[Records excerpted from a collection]
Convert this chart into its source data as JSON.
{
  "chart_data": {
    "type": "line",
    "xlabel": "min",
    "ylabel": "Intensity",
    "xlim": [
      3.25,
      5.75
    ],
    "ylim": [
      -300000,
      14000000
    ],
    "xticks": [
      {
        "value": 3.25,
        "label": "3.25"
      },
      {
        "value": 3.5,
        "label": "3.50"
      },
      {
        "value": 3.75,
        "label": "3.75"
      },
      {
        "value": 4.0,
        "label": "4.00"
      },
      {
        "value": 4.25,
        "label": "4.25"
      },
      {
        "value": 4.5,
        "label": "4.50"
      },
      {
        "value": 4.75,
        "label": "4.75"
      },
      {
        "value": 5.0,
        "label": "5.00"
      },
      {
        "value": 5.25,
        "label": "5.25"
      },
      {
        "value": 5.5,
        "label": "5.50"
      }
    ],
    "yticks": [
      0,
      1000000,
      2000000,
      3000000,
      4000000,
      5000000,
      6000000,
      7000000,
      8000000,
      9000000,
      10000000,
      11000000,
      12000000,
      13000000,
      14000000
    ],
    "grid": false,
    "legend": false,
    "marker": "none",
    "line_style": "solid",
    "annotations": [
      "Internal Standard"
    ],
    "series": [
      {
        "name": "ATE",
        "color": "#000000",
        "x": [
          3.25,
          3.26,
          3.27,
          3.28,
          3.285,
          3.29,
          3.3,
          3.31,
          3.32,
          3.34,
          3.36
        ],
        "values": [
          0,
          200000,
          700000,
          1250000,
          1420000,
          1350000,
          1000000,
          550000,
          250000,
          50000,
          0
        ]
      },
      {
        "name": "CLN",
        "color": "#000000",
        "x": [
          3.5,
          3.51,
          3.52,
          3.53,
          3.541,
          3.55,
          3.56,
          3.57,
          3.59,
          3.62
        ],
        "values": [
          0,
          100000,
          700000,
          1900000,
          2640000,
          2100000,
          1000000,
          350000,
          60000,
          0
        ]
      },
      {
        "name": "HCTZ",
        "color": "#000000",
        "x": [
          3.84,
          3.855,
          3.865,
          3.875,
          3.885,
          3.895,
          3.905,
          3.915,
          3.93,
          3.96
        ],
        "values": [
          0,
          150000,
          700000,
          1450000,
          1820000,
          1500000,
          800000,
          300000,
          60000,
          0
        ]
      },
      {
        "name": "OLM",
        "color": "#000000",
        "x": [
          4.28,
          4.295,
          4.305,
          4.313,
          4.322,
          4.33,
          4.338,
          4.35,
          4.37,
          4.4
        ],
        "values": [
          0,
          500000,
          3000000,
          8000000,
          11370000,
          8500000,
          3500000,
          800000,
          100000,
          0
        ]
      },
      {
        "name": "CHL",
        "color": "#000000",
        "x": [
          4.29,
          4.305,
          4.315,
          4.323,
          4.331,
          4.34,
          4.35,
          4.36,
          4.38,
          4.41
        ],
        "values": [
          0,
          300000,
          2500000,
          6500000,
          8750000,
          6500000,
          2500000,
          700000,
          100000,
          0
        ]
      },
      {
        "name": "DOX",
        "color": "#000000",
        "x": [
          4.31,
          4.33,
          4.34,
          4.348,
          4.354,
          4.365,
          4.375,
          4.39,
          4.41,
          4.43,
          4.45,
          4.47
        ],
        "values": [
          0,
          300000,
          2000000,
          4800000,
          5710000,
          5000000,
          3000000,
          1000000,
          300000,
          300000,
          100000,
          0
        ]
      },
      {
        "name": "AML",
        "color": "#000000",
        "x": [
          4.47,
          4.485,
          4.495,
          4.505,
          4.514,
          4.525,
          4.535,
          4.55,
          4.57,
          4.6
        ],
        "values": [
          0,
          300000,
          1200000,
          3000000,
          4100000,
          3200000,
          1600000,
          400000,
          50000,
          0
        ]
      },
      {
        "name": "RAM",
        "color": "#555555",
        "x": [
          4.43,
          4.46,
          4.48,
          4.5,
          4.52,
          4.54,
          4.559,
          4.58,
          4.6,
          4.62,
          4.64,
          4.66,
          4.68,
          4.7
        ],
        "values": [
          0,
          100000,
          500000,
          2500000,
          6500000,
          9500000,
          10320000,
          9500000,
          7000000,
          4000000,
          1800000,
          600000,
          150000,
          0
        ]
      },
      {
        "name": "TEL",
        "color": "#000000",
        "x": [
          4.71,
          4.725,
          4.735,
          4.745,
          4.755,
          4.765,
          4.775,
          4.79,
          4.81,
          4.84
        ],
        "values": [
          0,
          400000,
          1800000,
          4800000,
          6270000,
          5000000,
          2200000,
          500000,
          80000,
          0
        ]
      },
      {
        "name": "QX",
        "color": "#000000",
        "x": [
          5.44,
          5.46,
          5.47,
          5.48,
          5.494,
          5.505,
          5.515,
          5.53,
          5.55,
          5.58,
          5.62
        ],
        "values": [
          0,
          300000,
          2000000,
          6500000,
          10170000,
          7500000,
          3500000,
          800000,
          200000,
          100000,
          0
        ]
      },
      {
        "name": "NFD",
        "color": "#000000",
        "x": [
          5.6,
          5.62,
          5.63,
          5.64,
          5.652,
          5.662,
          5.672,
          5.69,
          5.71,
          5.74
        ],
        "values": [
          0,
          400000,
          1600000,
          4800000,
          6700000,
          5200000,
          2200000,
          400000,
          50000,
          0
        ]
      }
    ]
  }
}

What is needed
Copy each line above containing the string "name".

Exercise solution
        "name": "ATE",
        "name": "CLN",
        "name": "HCTZ",
        "name": "OLM",
        "name": "CHL",
        "name": "DOX",
        "name": "AML",
        "name": "RAM",
        "name": "TEL",
        "name": "QX",
        "name": "NFD",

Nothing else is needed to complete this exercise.